++++ Dataset records ++++

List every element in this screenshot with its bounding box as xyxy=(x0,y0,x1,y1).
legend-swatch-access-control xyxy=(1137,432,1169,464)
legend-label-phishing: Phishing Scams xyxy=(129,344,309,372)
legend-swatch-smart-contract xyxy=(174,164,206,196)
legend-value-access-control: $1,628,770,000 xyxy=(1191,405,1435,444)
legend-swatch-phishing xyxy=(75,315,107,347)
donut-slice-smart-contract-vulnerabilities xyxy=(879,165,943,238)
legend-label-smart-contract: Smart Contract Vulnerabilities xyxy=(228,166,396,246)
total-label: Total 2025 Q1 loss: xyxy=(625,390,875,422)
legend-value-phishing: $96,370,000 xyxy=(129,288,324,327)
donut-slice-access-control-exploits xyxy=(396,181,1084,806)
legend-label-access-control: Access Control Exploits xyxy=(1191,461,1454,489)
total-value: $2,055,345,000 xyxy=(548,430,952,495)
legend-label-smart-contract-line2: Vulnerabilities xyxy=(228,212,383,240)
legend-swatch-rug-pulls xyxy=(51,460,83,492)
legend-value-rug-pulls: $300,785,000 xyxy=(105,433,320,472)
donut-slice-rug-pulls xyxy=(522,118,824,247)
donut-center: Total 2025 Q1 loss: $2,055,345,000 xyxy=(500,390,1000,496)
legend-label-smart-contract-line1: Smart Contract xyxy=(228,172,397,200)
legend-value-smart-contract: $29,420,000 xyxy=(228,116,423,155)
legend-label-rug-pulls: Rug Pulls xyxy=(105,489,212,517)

++++

Your instructions |
Please locate each line in the items above that contains the word "pulls", and copy those lines in full.

Task response |
legend-swatch-rug-pulls xyxy=(51,460,83,492)
legend-value-rug-pulls: $300,785,000 xyxy=(105,433,320,472)
donut-slice-rug-pulls xyxy=(522,118,824,247)
legend-label-rug-pulls: Rug Pulls xyxy=(105,489,212,517)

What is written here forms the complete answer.